- [WORK TO DO] Leave out the pictures and transcribe the rest of the records exactly.
↓
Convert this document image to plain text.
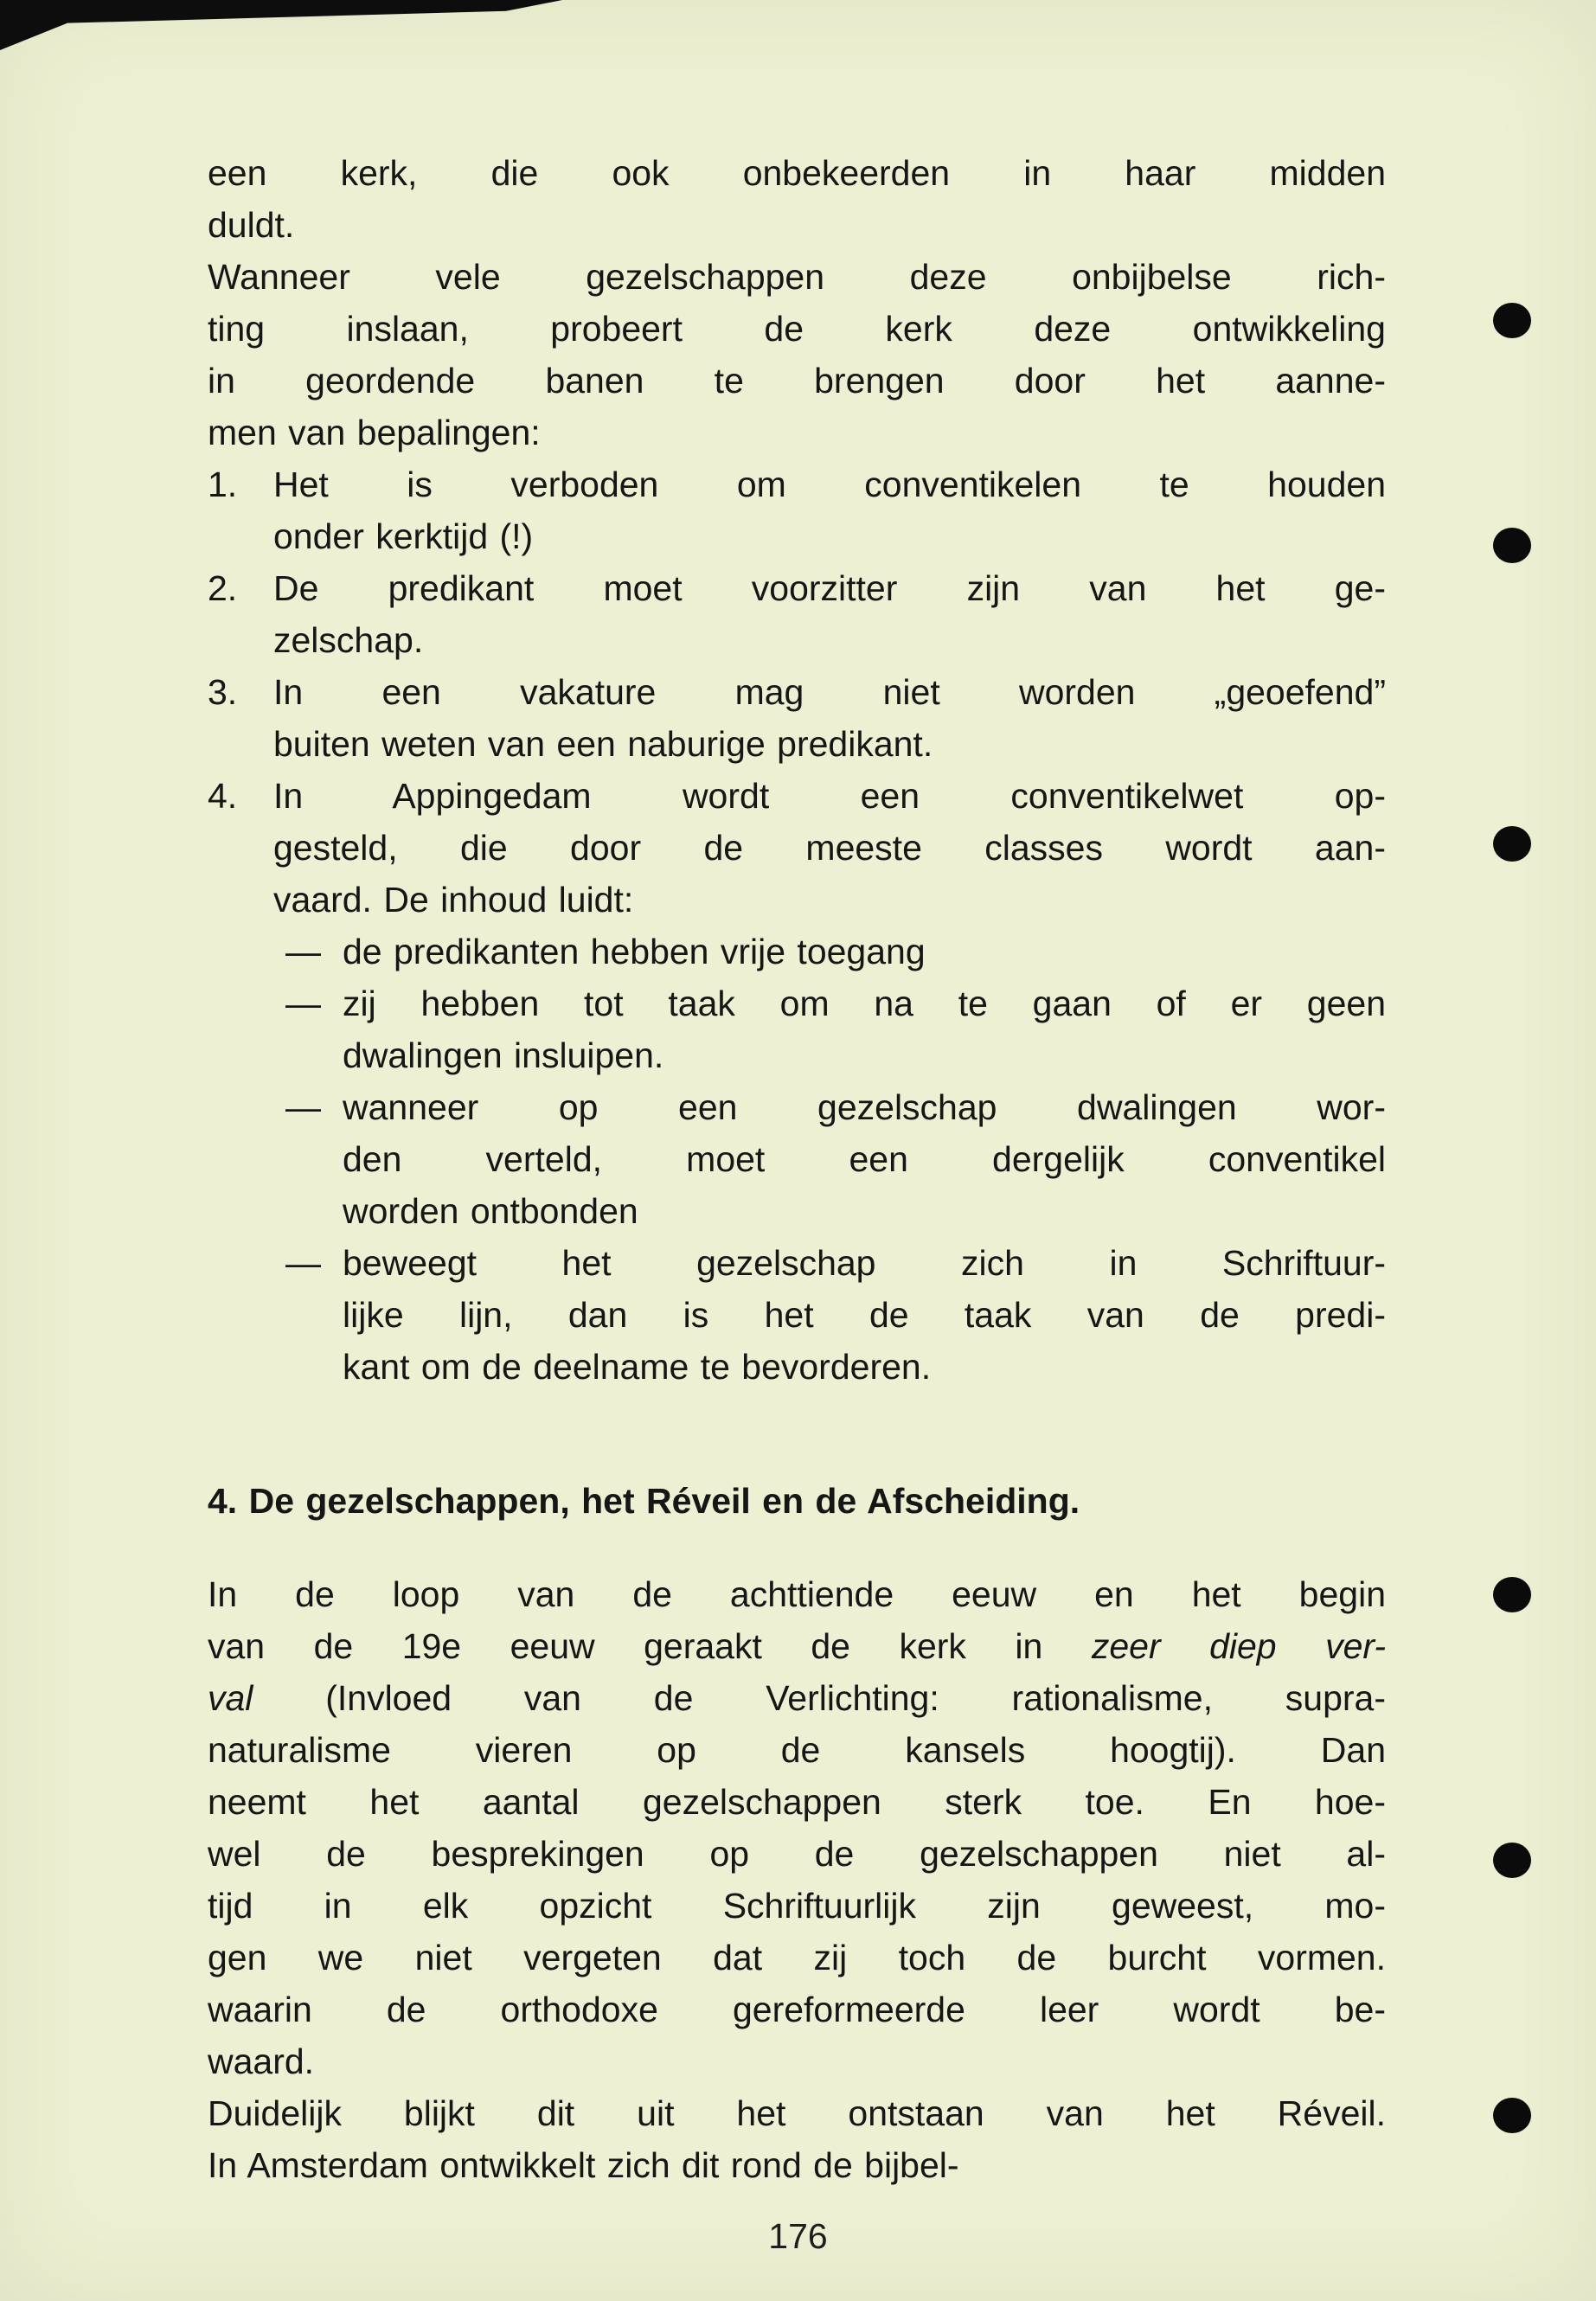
een kerk, die ook onbekeerden in haar midden
duldt.
Wanneer vele gezelschappen deze onbijbelse rich-
ting inslaan, probeert de kerk deze ontwikkeling
in geordende banen te brengen door het aanne-
men van bepalingen:
1.	Het is verboden om conventikelen te houden
onder kerktijd (!)
2.	De predikant moet voorzitter zijn van het ge-
zelschap.
3.	In een vakature mag niet worden „geoefend”
buiten weten van een naburige predikant.
4.	In Appingedam wordt een conventikelwet op-
gesteld, die door de meeste classes wordt aan-
vaard. De inhoud luidt:
— de predikanten hebben vrije toegang
— zij hebben tot taak om na te gaan of er geen
dwalingen insluipen.
— wanneer op een gezelschap dwalingen wor-
den verteld, moet een dergelijk conventikel
worden ontbonden
— beweegt het gezelschap zich in Schriftuur-
lijke lijn, dan is het de taak van de predi-
kant om de deelname te bevorderen.
4. De gezelschappen, het Réveil en de Afscheiding.
In de loop van de achttiende eeuw en het begin
van de 19e eeuw geraakt de kerk in zeer diep ver-
val (Invloed van de Verlichting: rationalisme, supra-
naturalisme vieren op de kansels hoogtij). Dan
neemt het aantal gezelschappen sterk toe. En hoe-
wel de besprekingen op de gezelschappen niet al-
tijd in elk opzicht Schriftuurlijk zijn geweest, mo-
gen we niet vergeten dat zij toch de burcht vormen.
waarin de orthodoxe gereformeerde leer wordt be-
waard.
Duidelijk blijkt dit uit het ontstaan van het Réveil.
In Amsterdam ontwikkelt zich dit rond de bijbel-
176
↑
- [ANSWER FOR THIS EXERCISE]
Convert this document image to plain text.
een kerk, die ook onbekeerden in haar midden
duldt.
Wanneer vele gezelschappen deze onbijbelse rich-
ting inslaan, probeert de kerk deze ontwikkeling
in geordende banen te brengen door het aanne-
men van bepalingen:
1.	Het is verboden om conventikelen te houden
onder kerktijd (!)
2.	De predikant moet voorzitter zijn van het ge-
zelschap.
3.	In een vakature mag niet worden „geoefend”
buiten weten van een naburige predikant.
4.	In Appingedam wordt een conventikelwet op-
gesteld, die door de meeste classes wordt aan-
vaard. De inhoud luidt:
— de predikanten hebben vrije toegang
— zij hebben tot taak om na te gaan of er geen
dwalingen insluipen.
— wanneer op een gezelschap dwalingen wor-
den verteld, moet een dergelijk conventikel
worden ontbonden
— beweegt het gezelschap zich in Schriftuur-
lijke lijn, dan is het de taak van de predi-
kant om de deelname te bevorderen.
4. De gezelschappen, het Réveil en de Afscheiding.
In de loop van de achttiende eeuw en het begin
van de 19e eeuw geraakt de kerk in zeer diep ver-
val (Invloed van de Verlichting: rationalisme, supra-
naturalisme vieren op de kansels hoogtij). Dan
neemt het aantal gezelschappen sterk toe. En hoe-
wel de besprekingen op de gezelschappen niet al-
tijd in elk opzicht Schriftuurlijk zijn geweest, mo-
gen we niet vergeten dat zij toch de burcht vormen.
waarin de orthodoxe gereformeerde leer wordt be-
waard.
Duidelijk blijkt dit uit het ontstaan van het Réveil.
In Amsterdam ontwikkelt zich dit rond de bijbel-
176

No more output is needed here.